__Set problem__.
In the entries that follow, find the word "Domain" and report each line it is on.
[start The data]
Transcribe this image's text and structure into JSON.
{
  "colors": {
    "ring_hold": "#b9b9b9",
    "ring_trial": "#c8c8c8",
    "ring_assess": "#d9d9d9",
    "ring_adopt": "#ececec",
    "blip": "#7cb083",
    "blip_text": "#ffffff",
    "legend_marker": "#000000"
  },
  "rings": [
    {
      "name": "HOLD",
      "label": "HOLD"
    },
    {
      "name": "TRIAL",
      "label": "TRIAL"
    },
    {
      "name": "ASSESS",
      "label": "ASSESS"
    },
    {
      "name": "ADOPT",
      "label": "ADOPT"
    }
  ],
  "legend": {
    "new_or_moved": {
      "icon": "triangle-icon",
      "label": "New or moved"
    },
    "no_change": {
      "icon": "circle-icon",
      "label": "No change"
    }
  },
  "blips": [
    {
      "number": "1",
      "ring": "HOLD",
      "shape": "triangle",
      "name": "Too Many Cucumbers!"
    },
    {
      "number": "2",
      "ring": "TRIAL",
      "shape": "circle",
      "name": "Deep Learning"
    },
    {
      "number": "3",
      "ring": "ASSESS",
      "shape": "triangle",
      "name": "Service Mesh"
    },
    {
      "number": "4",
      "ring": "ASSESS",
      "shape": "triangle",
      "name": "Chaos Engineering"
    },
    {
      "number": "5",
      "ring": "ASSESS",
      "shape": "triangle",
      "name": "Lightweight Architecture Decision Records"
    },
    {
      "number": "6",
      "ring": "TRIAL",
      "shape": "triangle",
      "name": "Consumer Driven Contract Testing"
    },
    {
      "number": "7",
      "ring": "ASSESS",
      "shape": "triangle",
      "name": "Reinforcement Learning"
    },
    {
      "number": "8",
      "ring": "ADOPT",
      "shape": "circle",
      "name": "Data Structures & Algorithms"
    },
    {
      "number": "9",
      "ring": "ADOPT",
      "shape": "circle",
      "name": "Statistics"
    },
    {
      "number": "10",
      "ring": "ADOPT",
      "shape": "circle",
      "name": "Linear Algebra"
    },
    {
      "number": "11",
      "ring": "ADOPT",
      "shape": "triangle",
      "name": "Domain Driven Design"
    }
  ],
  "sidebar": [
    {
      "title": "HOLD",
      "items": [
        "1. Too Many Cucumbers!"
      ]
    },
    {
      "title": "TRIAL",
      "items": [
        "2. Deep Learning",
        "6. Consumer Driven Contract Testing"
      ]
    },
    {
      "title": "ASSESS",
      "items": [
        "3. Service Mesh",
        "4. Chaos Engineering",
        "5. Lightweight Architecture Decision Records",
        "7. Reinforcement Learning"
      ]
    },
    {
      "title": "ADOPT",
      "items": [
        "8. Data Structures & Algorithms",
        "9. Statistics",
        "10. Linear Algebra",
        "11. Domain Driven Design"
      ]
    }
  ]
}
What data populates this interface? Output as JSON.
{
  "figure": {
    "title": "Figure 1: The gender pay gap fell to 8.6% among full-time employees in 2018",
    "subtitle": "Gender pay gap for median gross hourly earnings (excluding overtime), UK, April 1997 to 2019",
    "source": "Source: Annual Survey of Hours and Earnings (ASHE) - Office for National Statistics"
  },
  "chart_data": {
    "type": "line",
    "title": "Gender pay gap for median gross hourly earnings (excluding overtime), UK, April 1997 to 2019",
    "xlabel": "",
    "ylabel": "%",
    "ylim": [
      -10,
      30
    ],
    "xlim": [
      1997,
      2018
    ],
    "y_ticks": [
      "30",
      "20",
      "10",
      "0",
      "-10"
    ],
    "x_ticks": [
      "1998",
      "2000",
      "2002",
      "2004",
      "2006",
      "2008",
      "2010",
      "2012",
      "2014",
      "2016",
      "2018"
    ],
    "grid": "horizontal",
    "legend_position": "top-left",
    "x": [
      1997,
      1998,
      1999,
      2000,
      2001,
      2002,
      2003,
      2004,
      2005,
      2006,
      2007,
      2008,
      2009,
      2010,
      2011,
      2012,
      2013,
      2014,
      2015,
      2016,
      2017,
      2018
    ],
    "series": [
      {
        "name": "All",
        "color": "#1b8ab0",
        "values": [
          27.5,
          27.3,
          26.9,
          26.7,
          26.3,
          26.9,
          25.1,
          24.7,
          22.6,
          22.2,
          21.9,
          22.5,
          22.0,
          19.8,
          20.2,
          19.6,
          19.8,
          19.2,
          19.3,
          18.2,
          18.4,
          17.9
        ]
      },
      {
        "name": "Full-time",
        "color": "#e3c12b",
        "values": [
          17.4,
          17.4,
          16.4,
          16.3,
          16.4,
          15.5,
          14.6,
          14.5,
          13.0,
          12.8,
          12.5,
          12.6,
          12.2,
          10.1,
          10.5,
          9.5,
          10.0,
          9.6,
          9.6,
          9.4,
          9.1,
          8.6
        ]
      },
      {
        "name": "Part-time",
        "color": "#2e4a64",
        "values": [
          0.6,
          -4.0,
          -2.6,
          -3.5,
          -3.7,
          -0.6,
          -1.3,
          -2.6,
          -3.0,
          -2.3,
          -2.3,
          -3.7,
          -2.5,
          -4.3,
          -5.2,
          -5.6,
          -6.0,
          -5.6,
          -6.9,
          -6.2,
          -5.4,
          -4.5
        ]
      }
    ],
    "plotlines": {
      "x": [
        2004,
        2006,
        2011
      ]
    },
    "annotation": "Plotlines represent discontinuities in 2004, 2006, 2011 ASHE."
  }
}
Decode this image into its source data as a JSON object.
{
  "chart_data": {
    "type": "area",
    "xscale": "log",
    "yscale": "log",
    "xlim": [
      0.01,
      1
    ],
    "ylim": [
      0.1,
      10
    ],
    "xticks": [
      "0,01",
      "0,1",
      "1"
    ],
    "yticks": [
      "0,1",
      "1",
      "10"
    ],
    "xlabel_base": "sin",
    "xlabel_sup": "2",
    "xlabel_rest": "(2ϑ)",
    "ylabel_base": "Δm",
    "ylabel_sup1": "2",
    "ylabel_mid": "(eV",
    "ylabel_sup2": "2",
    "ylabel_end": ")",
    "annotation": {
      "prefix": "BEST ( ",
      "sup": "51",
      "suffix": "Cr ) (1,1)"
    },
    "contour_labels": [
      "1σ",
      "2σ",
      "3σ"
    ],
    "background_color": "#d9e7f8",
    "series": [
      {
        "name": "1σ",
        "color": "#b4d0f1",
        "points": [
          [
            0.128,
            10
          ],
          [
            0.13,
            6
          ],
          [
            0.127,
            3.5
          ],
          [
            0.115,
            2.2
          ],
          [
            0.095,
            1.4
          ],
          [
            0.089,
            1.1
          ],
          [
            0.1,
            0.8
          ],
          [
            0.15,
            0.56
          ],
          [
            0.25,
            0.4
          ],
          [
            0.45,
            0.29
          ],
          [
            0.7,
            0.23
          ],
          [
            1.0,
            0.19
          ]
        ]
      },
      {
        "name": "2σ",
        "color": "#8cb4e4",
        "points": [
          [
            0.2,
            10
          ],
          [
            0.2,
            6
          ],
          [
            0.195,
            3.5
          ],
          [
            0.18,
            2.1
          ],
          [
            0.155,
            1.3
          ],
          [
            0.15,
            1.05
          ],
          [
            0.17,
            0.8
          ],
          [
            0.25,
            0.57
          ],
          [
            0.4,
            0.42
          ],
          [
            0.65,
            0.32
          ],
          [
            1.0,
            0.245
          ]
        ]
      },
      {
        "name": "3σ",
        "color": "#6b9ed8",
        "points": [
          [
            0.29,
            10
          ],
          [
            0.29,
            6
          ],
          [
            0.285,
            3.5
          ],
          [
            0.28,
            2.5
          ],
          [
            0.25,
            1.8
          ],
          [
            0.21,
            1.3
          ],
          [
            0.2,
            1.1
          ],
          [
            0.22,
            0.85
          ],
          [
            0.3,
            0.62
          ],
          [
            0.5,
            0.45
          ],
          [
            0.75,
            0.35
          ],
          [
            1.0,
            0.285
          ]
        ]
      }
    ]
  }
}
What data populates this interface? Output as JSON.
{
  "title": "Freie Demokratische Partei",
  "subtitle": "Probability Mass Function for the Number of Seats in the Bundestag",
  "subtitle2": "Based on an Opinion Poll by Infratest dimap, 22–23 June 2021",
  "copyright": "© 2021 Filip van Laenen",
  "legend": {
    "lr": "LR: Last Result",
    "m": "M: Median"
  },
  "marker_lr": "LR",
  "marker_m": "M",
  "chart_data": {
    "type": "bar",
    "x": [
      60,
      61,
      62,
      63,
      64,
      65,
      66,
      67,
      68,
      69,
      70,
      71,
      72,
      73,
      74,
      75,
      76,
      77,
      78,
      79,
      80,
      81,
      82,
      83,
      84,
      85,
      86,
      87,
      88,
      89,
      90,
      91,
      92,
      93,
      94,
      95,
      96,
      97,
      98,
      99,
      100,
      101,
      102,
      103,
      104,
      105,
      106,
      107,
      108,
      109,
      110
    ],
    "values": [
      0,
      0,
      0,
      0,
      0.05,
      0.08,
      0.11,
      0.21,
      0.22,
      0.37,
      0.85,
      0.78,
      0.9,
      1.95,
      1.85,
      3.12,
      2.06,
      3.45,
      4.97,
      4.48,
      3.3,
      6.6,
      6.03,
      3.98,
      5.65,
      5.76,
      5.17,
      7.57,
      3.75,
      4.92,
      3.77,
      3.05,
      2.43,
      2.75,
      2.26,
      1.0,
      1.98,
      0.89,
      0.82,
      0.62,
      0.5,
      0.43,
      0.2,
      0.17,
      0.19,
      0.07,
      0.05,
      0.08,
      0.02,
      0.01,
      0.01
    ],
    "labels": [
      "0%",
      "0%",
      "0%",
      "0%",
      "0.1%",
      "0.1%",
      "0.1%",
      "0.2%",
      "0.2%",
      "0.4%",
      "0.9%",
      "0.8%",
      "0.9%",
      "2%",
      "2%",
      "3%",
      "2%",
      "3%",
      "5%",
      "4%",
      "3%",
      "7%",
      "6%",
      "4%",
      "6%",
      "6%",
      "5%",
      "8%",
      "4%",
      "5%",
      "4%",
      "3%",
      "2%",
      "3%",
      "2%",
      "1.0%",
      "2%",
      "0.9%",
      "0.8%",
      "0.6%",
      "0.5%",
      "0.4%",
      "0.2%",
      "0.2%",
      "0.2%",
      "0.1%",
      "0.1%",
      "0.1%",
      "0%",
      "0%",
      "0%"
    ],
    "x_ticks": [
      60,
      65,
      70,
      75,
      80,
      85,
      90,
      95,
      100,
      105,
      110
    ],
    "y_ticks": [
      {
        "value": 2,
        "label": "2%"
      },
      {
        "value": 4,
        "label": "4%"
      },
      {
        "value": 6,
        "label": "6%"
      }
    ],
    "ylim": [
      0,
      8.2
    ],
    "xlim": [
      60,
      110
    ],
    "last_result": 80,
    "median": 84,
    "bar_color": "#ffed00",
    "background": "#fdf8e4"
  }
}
[end The data]
__Correct output__.
      "name": "Domain Driven Design"
        "11. Domain Driven Design"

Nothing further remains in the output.